▶ Required work: What you return should match every record exactly, with the images removed.

++++ Provided entries

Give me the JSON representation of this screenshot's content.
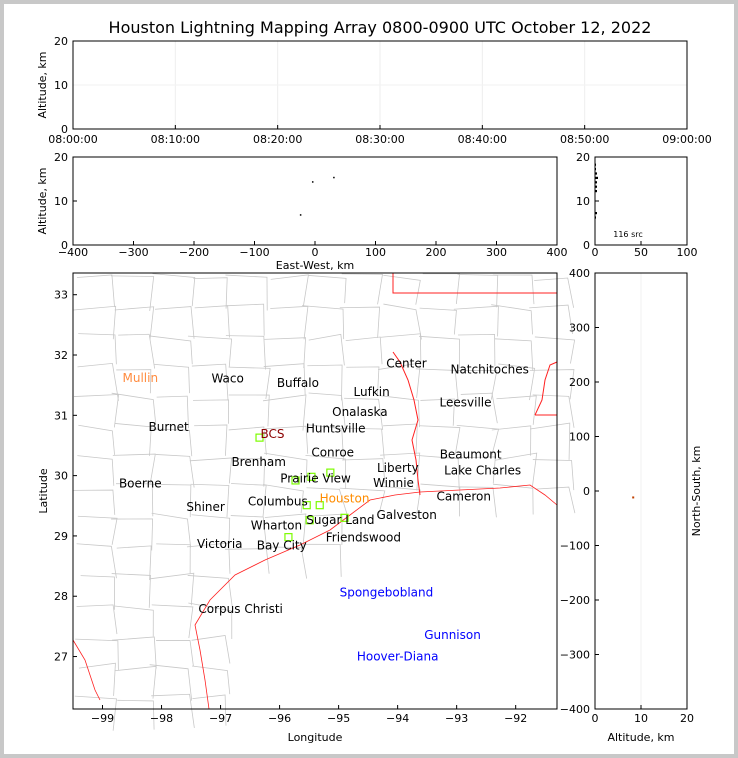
{
  "chart_data": [
    {
      "type": "scatter",
      "panel": "altitude-vs-time",
      "title": "Houston Lightning Mapping Array 0800-0900 UTC October 12, 2022",
      "ylabel": "Altitude, km",
      "ylim": [
        0,
        20
      ],
      "yticks": [
        0,
        10,
        20
      ],
      "xticks": [
        "08:00:00",
        "08:10:00",
        "08:20:00",
        "08:30:00",
        "08:40:00",
        "08:50:00",
        "09:00:00"
      ],
      "points": []
    },
    {
      "type": "scatter",
      "panel": "altitude-vs-east-west",
      "xlabel": "East-West, km",
      "ylabel": "Altitude, km",
      "xlim": [
        -400,
        400
      ],
      "ylim": [
        0,
        20
      ],
      "xticks": [
        -400,
        -300,
        -200,
        -100,
        0,
        100,
        200,
        300,
        400
      ],
      "yticks": [
        0,
        10,
        20
      ],
      "points": [
        [
          -5,
          14.5
        ],
        [
          30,
          15.5
        ],
        [
          -25,
          7
        ]
      ]
    },
    {
      "type": "bar",
      "panel": "altitude-histogram",
      "xlim": [
        0,
        100
      ],
      "ylim": [
        0,
        20
      ],
      "xticks": [
        0,
        50,
        100
      ],
      "yticks": [
        0,
        10,
        20
      ],
      "annotation": "116 src"
    },
    {
      "type": "map",
      "panel": "plan-view",
      "xlabel": "Longitude",
      "ylabel": "Latitude",
      "xlim": [
        -99.5,
        -91.3
      ],
      "ylim": [
        26.13,
        33.36
      ],
      "xticks": [
        -99,
        -98,
        -97,
        -96,
        -95,
        -94,
        -93,
        -92
      ],
      "yticks": [
        27,
        28,
        29,
        30,
        31,
        32,
        33
      ],
      "cities": [
        {
          "name": "Mullin",
          "lon": -98.36,
          "lat": 31.62,
          "color": "#ff8c40"
        },
        {
          "name": "Waco",
          "lon": -96.88,
          "lat": 31.61,
          "color": "#000000"
        },
        {
          "name": "Buffalo",
          "lon": -95.69,
          "lat": 31.54,
          "color": "#000000"
        },
        {
          "name": "Lufkin",
          "lon": -94.44,
          "lat": 31.39,
          "color": "#000000"
        },
        {
          "name": "Center",
          "lon": -93.85,
          "lat": 31.86,
          "color": "#000000"
        },
        {
          "name": "Natchitoches",
          "lon": -92.44,
          "lat": 31.76,
          "color": "#000000"
        },
        {
          "name": "Leesville",
          "lon": -92.85,
          "lat": 31.21,
          "color": "#000000"
        },
        {
          "name": "Burnet",
          "lon": -97.88,
          "lat": 30.81,
          "color": "#000000"
        },
        {
          "name": "BCS",
          "lon": -96.12,
          "lat": 30.69,
          "color": "#8b0000"
        },
        {
          "name": "Huntsville",
          "lon": -95.05,
          "lat": 30.78,
          "color": "#000000"
        },
        {
          "name": "Onalaska",
          "lon": -94.64,
          "lat": 30.86,
          "color": "#000000"
        },
        {
          "name": "Conroe",
          "lon": -95.1,
          "lat": 30.38,
          "color": "#000000"
        },
        {
          "name": "Brenham",
          "lon": -95.93,
          "lat": 30.23,
          "color": "#000000"
        },
        {
          "name": "Prairie View",
          "lon": -95.39,
          "lat": 30.15,
          "color": "#000000"
        },
        {
          "name": "Liberty",
          "lon": -94.42,
          "lat": 30.13,
          "color": "#000000"
        },
        {
          "name": "Beaumont",
          "lon": -93.61,
          "lat": 30.15,
          "color": "#000000"
        },
        {
          "name": "Lake Charles",
          "lon": -92.56,
          "lat": 30.28,
          "color": "#000000"
        },
        {
          "name": "Boerne",
          "lon": -98.36,
          "lat": 29.87,
          "color": "#000000"
        },
        {
          "name": "Columbus",
          "lon": -96.03,
          "lat": 29.77,
          "color": "#000000"
        },
        {
          "name": "Houston",
          "lon": -94.9,
          "lat": 29.82,
          "color": "#ff8c00"
        },
        {
          "name": "Winnie",
          "lon": -94.07,
          "lat": 29.88,
          "color": "#000000"
        },
        {
          "name": "Cameron",
          "lon": -92.88,
          "lat": 29.85,
          "color": "#000000"
        },
        {
          "name": "Sugar Land",
          "lon": -94.97,
          "lat": 29.66,
          "color": "#000000"
        },
        {
          "name": "Friendswood",
          "lon": -94.58,
          "lat": 29.57,
          "color": "#000000"
        },
        {
          "name": "Shiner",
          "lon": -96.83,
          "lat": 29.48,
          "color": "#000000"
        },
        {
          "name": "Wharton",
          "lon": -95.63,
          "lat": 29.37,
          "color": "#000000"
        },
        {
          "name": "Galveston",
          "lon": -94.27,
          "lat": 29.35,
          "color": "#000000"
        },
        {
          "name": "Bay City",
          "lon": -95.54,
          "lat": 29.04,
          "color": "#000000"
        },
        {
          "name": "Victoria",
          "lon": -96.59,
          "lat": 28.87,
          "color": "#000000"
        },
        {
          "name": "Spongebobland",
          "lon": -94.19,
          "lat": 28.06,
          "color": "#0000ff"
        },
        {
          "name": "Corpus Christi",
          "lon": -96.66,
          "lat": 27.79,
          "color": "#000000"
        },
        {
          "name": "Gunnison",
          "lon": -93.07,
          "lat": 27.36,
          "color": "#0000ff"
        },
        {
          "name": "Hoover-Diana",
          "lon": -94.0,
          "lat": 27.0,
          "color": "#0000ff"
        }
      ],
      "stations": [
        [
          -96.34,
          30.63
        ],
        [
          -95.73,
          29.92
        ],
        [
          -95.46,
          29.98
        ],
        [
          -95.14,
          30.05
        ],
        [
          -95.54,
          29.51
        ],
        [
          -95.32,
          29.51
        ],
        [
          -95.49,
          29.26
        ],
        [
          -94.9,
          29.3
        ],
        [
          -95.85,
          28.98
        ]
      ],
      "station_color": "#7cfc00"
    },
    {
      "type": "scatter",
      "panel": "north-south-vs-altitude",
      "xlabel": "Altitude, km",
      "ylabel": "North-South, km",
      "xlim": [
        0,
        20
      ],
      "ylim": [
        -400,
        400
      ],
      "xticks": [
        0,
        10,
        20
      ],
      "yticks": [
        -400,
        -300,
        -200,
        -100,
        0,
        100,
        200,
        300,
        400
      ],
      "points": [
        [
          7,
          -10
        ]
      ]
    }
  ]
}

++++++++

▶ Result of this exercise:
Give me the JSON representation of this screenshot's content.
{
  "chart_data": [
    {
      "type": "scatter",
      "panel": "altitude-vs-time",
      "title": "Houston Lightning Mapping Array 0800-0900 UTC October 12, 2022",
      "ylabel": "Altitude, km",
      "ylim": [
        0,
        20
      ],
      "yticks": [
        0,
        10,
        20
      ],
      "xticks": [
        "08:00:00",
        "08:10:00",
        "08:20:00",
        "08:30:00",
        "08:40:00",
        "08:50:00",
        "09:00:00"
      ],
      "points": []
    },
    {
      "type": "scatter",
      "panel": "altitude-vs-east-west",
      "xlabel": "East-West, km",
      "ylabel": "Altitude, km",
      "xlim": [
        -400,
        400
      ],
      "ylim": [
        0,
        20
      ],
      "xticks": [
        -400,
        -300,
        -200,
        -100,
        0,
        100,
        200,
        300,
        400
      ],
      "yticks": [
        0,
        10,
        20
      ],
      "points": [
        [
          -5,
          14.5
        ],
        [
          30,
          15.5
        ],
        [
          -25,
          7
        ]
      ]
    },
    {
      "type": "bar",
      "panel": "altitude-histogram",
      "xlim": [
        0,
        100
      ],
      "ylim": [
        0,
        20
      ],
      "xticks": [
        0,
        50,
        100
      ],
      "yticks": [
        0,
        10,
        20
      ],
      "annotation": "116 src"
    },
    {
      "type": "map",
      "panel": "plan-view",
      "xlabel": "Longitude",
      "ylabel": "Latitude",
      "xlim": [
        -99.5,
        -91.3
      ],
      "ylim": [
        26.13,
        33.36
      ],
      "xticks": [
        -99,
        -98,
        -97,
        -96,
        -95,
        -94,
        -93,
        -92
      ],
      "yticks": [
        27,
        28,
        29,
        30,
        31,
        32,
        33
      ],
      "cities": [
        {
          "name": "Mullin",
          "lon": -98.36,
          "lat": 31.62,
          "color": "#ff8c40"
        },
        {
          "name": "Waco",
          "lon": -96.88,
          "lat": 31.61,
          "color": "#000000"
        },
        {
          "name": "Buffalo",
          "lon": -95.69,
          "lat": 31.54,
          "color": "#000000"
        },
        {
          "name": "Lufkin",
          "lon": -94.44,
          "lat": 31.39,
          "color": "#000000"
        },
        {
          "name": "Center",
          "lon": -93.85,
          "lat": 31.86,
          "color": "#000000"
        },
        {
          "name": "Natchitoches",
          "lon": -92.44,
          "lat": 31.76,
          "color": "#000000"
        },
        {
          "name": "Leesville",
          "lon": -92.85,
          "lat": 31.21,
          "color": "#000000"
        },
        {
          "name": "Burnet",
          "lon": -97.88,
          "lat": 30.81,
          "color": "#000000"
        },
        {
          "name": "BCS",
          "lon": -96.12,
          "lat": 30.69,
          "color": "#8b0000"
        },
        {
          "name": "Huntsville",
          "lon": -95.05,
          "lat": 30.78,
          "color": "#000000"
        },
        {
          "name": "Onalaska",
          "lon": -94.64,
          "lat": 30.86,
          "color": "#000000"
        },
        {
          "name": "Conroe",
          "lon": -95.1,
          "lat": 30.38,
          "color": "#000000"
        },
        {
          "name": "Brenham",
          "lon": -95.93,
          "lat": 30.23,
          "color": "#000000"
        },
        {
          "name": "Prairie View",
          "lon": -95.39,
          "lat": 30.15,
          "color": "#000000"
        },
        {
          "name": "Liberty",
          "lon": -94.42,
          "lat": 30.13,
          "color": "#000000"
        },
        {
          "name": "Beaumont",
          "lon": -93.61,
          "lat": 30.15,
          "color": "#000000"
        },
        {
          "name": "Lake Charles",
          "lon": -92.56,
          "lat": 30.28,
          "color": "#000000"
        },
        {
          "name": "Boerne",
          "lon": -98.36,
          "lat": 29.87,
          "color": "#000000"
        },
        {
          "name": "Columbus",
          "lon": -96.03,
          "lat": 29.77,
          "color": "#000000"
        },
        {
          "name": "Houston",
          "lon": -94.9,
          "lat": 29.82,
          "color": "#ff8c00"
        },
        {
          "name": "Winnie",
          "lon": -94.07,
          "lat": 29.88,
          "color": "#000000"
        },
        {
          "name": "Cameron",
          "lon": -92.88,
          "lat": 29.85,
          "color": "#000000"
        },
        {
          "name": "Sugar Land",
          "lon": -94.97,
          "lat": 29.66,
          "color": "#000000"
        },
        {
          "name": "Friendswood",
          "lon": -94.58,
          "lat": 29.57,
          "color": "#000000"
        },
        {
          "name": "Shiner",
          "lon": -96.83,
          "lat": 29.48,
          "color": "#000000"
        },
        {
          "name": "Wharton",
          "lon": -95.63,
          "lat": 29.37,
          "color": "#000000"
        },
        {
          "name": "Galveston",
          "lon": -94.27,
          "lat": 29.35,
          "color": "#000000"
        },
        {
          "name": "Bay City",
          "lon": -95.54,
          "lat": 29.04,
          "color": "#000000"
        },
        {
          "name": "Victoria",
          "lon": -96.59,
          "lat": 28.87,
          "color": "#000000"
        },
        {
          "name": "Spongebobland",
          "lon": -94.19,
          "lat": 28.06,
          "color": "#0000ff"
        },
        {
          "name": "Corpus Christi",
          "lon": -96.66,
          "lat": 27.79,
          "color": "#000000"
        },
        {
          "name": "Gunnison",
          "lon": -93.07,
          "lat": 27.36,
          "color": "#0000ff"
        },
        {
          "name": "Hoover-Diana",
          "lon": -94.0,
          "lat": 27.0,
          "color": "#0000ff"
        }
      ],
      "stations": [
        [
          -96.34,
          30.63
        ],
        [
          -95.73,
          29.92
        ],
        [
          -95.46,
          29.98
        ],
        [
          -95.14,
          30.05
        ],
        [
          -95.54,
          29.51
        ],
        [
          -95.32,
          29.51
        ],
        [
          -95.49,
          29.26
        ],
        [
          -94.9,
          29.3
        ],
        [
          -95.85,
          28.98
        ]
      ],
      "station_color": "#7cfc00"
    },
    {
      "type": "scatter",
      "panel": "north-south-vs-altitude",
      "xlabel": "Altitude, km",
      "ylabel": "North-South, km",
      "xlim": [
        0,
        20
      ],
      "ylim": [
        -400,
        400
      ],
      "xticks": [
        0,
        10,
        20
      ],
      "yticks": [
        -400,
        -300,
        -200,
        -100,
        0,
        100,
        200,
        300,
        400
      ],
      "points": [
        [
          7,
          -10
        ]
      ]
    }
  ]
}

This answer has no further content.